[What to do]
Write out every one of the following records line by line, with no changes of any kind.

[Supplied data]

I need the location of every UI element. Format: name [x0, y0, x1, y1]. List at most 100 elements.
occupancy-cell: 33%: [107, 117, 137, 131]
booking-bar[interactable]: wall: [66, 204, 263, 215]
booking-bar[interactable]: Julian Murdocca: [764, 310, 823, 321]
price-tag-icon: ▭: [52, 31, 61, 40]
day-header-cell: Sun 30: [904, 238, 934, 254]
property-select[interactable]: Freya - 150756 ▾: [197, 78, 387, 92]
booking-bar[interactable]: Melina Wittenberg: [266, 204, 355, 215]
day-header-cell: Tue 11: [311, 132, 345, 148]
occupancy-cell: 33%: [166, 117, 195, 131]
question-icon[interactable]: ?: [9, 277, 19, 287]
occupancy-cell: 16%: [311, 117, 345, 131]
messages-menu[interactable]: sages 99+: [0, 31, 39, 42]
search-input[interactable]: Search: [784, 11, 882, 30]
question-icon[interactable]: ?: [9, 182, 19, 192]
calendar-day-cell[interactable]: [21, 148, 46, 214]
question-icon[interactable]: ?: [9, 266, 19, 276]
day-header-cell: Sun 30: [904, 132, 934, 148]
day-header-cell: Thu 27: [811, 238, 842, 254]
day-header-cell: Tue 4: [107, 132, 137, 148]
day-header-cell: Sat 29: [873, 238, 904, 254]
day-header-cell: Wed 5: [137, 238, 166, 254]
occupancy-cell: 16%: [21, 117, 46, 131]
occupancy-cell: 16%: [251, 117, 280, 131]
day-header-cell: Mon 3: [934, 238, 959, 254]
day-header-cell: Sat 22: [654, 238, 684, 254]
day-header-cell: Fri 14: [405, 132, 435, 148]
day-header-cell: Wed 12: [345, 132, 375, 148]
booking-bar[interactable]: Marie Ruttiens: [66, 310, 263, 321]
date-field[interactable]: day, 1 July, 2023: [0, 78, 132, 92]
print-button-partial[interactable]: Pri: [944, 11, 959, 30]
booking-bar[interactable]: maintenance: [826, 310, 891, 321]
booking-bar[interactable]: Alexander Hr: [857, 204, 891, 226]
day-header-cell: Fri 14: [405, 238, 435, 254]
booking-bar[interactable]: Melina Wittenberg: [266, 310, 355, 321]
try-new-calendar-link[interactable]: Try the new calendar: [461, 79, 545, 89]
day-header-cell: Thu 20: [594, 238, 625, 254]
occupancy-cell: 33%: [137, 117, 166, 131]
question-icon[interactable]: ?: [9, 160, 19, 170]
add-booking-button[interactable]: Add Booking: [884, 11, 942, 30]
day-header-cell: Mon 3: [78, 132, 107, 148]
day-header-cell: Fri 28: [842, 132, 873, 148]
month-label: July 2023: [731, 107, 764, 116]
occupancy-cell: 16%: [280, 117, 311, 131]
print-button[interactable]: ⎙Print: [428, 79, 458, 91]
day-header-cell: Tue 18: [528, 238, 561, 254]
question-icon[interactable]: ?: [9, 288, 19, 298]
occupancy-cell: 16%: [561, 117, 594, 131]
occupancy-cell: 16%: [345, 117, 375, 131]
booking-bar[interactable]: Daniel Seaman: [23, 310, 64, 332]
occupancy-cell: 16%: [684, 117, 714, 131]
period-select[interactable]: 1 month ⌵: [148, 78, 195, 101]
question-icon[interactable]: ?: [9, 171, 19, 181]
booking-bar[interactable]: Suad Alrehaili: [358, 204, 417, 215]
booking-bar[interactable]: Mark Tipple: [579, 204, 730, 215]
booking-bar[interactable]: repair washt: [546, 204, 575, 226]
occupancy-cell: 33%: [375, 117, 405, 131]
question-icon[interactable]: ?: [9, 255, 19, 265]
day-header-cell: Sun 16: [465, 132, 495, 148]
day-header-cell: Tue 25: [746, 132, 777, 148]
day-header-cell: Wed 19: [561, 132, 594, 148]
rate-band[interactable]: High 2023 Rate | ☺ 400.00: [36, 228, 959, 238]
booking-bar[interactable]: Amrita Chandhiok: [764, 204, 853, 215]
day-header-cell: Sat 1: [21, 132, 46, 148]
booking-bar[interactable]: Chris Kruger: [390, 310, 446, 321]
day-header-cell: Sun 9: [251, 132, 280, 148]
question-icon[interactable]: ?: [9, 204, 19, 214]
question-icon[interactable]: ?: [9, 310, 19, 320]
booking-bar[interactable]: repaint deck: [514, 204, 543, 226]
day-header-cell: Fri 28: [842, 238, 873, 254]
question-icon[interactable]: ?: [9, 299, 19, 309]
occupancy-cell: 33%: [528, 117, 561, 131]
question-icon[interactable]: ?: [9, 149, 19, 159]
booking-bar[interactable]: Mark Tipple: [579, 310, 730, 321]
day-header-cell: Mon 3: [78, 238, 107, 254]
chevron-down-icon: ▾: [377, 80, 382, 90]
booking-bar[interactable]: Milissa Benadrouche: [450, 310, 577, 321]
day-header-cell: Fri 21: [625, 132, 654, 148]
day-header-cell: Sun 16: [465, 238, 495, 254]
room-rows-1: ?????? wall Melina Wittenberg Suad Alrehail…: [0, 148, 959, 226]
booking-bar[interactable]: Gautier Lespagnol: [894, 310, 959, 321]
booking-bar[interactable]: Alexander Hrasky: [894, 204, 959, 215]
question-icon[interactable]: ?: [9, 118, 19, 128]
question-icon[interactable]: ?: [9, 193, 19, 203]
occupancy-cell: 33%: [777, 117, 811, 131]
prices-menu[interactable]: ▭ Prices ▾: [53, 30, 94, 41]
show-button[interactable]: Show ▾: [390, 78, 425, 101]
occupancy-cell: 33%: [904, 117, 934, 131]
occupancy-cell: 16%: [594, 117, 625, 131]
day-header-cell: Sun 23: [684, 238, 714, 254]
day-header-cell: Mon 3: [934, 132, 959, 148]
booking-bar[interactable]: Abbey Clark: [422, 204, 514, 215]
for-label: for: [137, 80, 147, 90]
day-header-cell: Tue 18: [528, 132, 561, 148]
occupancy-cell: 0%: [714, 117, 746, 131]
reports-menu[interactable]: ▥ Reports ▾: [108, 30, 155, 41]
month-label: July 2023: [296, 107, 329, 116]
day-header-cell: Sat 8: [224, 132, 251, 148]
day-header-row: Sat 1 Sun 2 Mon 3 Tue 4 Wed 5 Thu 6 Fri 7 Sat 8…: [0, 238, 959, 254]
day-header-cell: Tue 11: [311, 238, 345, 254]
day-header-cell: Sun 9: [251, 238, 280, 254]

[Answer to the exercise]
I need the location of every UI element. Format: name [x0, y0, x1, y1]. List at most 100 elements.
occupancy-cell: 33%: [107, 117, 137, 131]
booking-bar[interactable]: wall: [66, 204, 263, 215]
booking-bar[interactable]: Julian Murdocca: [764, 310, 823, 321]
price-tag-icon: ▭: [52, 31, 61, 40]
day-header-cell: Sun 30: [904, 238, 934, 254]
property-select[interactable]: Freya - 150756 ▾: [197, 78, 387, 92]
booking-bar[interactable]: Melina Wittenberg: [266, 204, 355, 215]
day-header-cell: Tue 11: [311, 132, 345, 148]
occupancy-cell: 33%: [166, 117, 195, 131]
question-icon[interactable]: ?: [9, 277, 19, 287]
occupancy-cell: 16%: [311, 117, 345, 131]
messages-menu[interactable]: sages 99+: [0, 31, 39, 42]
search-input[interactable]: Search: [784, 11, 882, 30]
question-icon[interactable]: ?: [9, 182, 19, 192]
calendar-day-cell[interactable]: [21, 148, 46, 214]
question-icon[interactable]: ?: [9, 266, 19, 276]
day-header-cell: Sun 30: [904, 132, 934, 148]
day-header-cell: Thu 27: [811, 238, 842, 254]
day-header-cell: Tue 4: [107, 132, 137, 148]
day-header-cell: Sat 29: [873, 238, 904, 254]
day-header-cell: Wed 5: [137, 238, 166, 254]
occupancy-cell: 16%: [21, 117, 46, 131]
occupancy-cell: 16%: [251, 117, 280, 131]
day-header-cell: Mon 3: [934, 238, 959, 254]
day-header-cell: Sat 22: [654, 238, 684, 254]
day-header-cell: Fri 14: [405, 132, 435, 148]
day-header-cell: Wed 12: [345, 132, 375, 148]
booking-bar[interactable]: Marie Ruttiens: [66, 310, 263, 321]
date-field[interactable]: day, 1 July, 2023: [0, 78, 132, 92]
print-button-partial[interactable]: Pri: [944, 11, 959, 30]
booking-bar[interactable]: maintenance: [826, 310, 891, 321]
booking-bar[interactable]: Alexander Hr: [857, 204, 891, 226]
day-header-cell: Fri 14: [405, 238, 435, 254]
booking-bar[interactable]: Melina Wittenberg: [266, 310, 355, 321]
try-new-calendar-link[interactable]: Try the new calendar: [461, 79, 545, 89]
day-header-cell: Thu 20: [594, 238, 625, 254]
occupancy-cell: 33%: [137, 117, 166, 131]
question-icon[interactable]: ?: [9, 160, 19, 170]
add-booking-button[interactable]: Add Booking: [884, 11, 942, 30]
day-header-cell: Mon 3: [78, 132, 107, 148]
day-header-cell: Fri 28: [842, 132, 873, 148]
month-label: July 2023: [731, 107, 764, 116]
occupancy-cell: 16%: [280, 117, 311, 131]
print-button[interactable]: ⎙Print: [428, 79, 458, 91]
day-header-cell: Tue 18: [528, 238, 561, 254]
question-icon[interactable]: ?: [9, 288, 19, 298]
occupancy-cell: 16%: [561, 117, 594, 131]
occupancy-cell: 16%: [345, 117, 375, 131]
booking-bar[interactable]: Daniel Seaman: [23, 310, 64, 332]
occupancy-cell: 16%: [684, 117, 714, 131]
period-select[interactable]: 1 month ⌵: [148, 78, 195, 101]
question-icon[interactable]: ?: [9, 171, 19, 181]
booking-bar[interactable]: Suad Alrehaili: [358, 204, 417, 215]
booking-bar[interactable]: Mark Tipple: [579, 204, 730, 215]
booking-bar[interactable]: repair washt: [546, 204, 575, 226]
occupancy-cell: 33%: [375, 117, 405, 131]
question-icon[interactable]: ?: [9, 255, 19, 265]
day-header-cell: Sun 16: [465, 132, 495, 148]
day-header-cell: Tue 25: [746, 132, 777, 148]
day-header-cell: Wed 19: [561, 132, 594, 148]
rate-band[interactable]: High 2023 Rate | ☺ 400.00: [36, 228, 959, 238]
booking-bar[interactable]: Amrita Chandhiok: [764, 204, 853, 215]
day-header-cell: Sat 1: [21, 132, 46, 148]
booking-bar[interactable]: Chris Kruger: [390, 310, 446, 321]
day-header-cell: Sun 9: [251, 132, 280, 148]
question-icon[interactable]: ?: [9, 204, 19, 214]
question-icon[interactable]: ?: [9, 310, 19, 320]
booking-bar[interactable]: repaint deck: [514, 204, 543, 226]
day-header-cell: Fri 28: [842, 238, 873, 254]
question-icon[interactable]: ?: [9, 299, 19, 309]
occupancy-cell: 33%: [528, 117, 561, 131]
question-icon[interactable]: ?: [9, 149, 19, 159]
booking-bar[interactable]: Mark Tipple: [579, 310, 730, 321]
day-header-cell: Mon 3: [78, 238, 107, 254]
chevron-down-icon: ▾: [377, 80, 382, 90]
booking-bar[interactable]: Milissa Benadrouche: [450, 310, 577, 321]
day-header-cell: Fri 21: [625, 132, 654, 148]
day-header-cell: Sun 16: [465, 238, 495, 254]
room-rows-1: ?????? wall Melina Wittenberg Suad Alrehail…: [0, 148, 959, 226]
booking-bar[interactable]: Gautier Lespagnol: [894, 310, 959, 321]
booking-bar[interactable]: Alexander Hrasky: [894, 204, 959, 215]
question-icon[interactable]: ?: [9, 118, 19, 128]
question-icon[interactable]: ?: [9, 193, 19, 203]
occupancy-cell: 33%: [777, 117, 811, 131]
prices-menu[interactable]: ▭ Prices ▾: [53, 30, 94, 41]
show-button[interactable]: Show ▾: [390, 78, 425, 101]
occupancy-cell: 33%: [904, 117, 934, 131]
occupancy-cell: 16%: [594, 117, 625, 131]
day-header-cell: Sun 23: [684, 238, 714, 254]
day-header-cell: Mon 3: [934, 132, 959, 148]
booking-bar[interactable]: Abbey Clark: [422, 204, 514, 215]
for-label: for: [137, 80, 147, 90]
day-header-cell: Tue 18: [528, 132, 561, 148]
occupancy-cell: 0%: [714, 117, 746, 131]
reports-menu[interactable]: ▥ Reports ▾: [108, 30, 155, 41]
month-label: July 2023: [296, 107, 329, 116]
day-header-cell: Sat 8: [224, 132, 251, 148]
day-header-row: Sat 1 Sun 2 Mon 3 Tue 4 Wed 5 Thu 6 Fri 7 Sat 8…: [0, 238, 959, 254]
day-header-cell: Tue 11: [311, 238, 345, 254]
day-header-cell: Sun 9: [251, 238, 280, 254]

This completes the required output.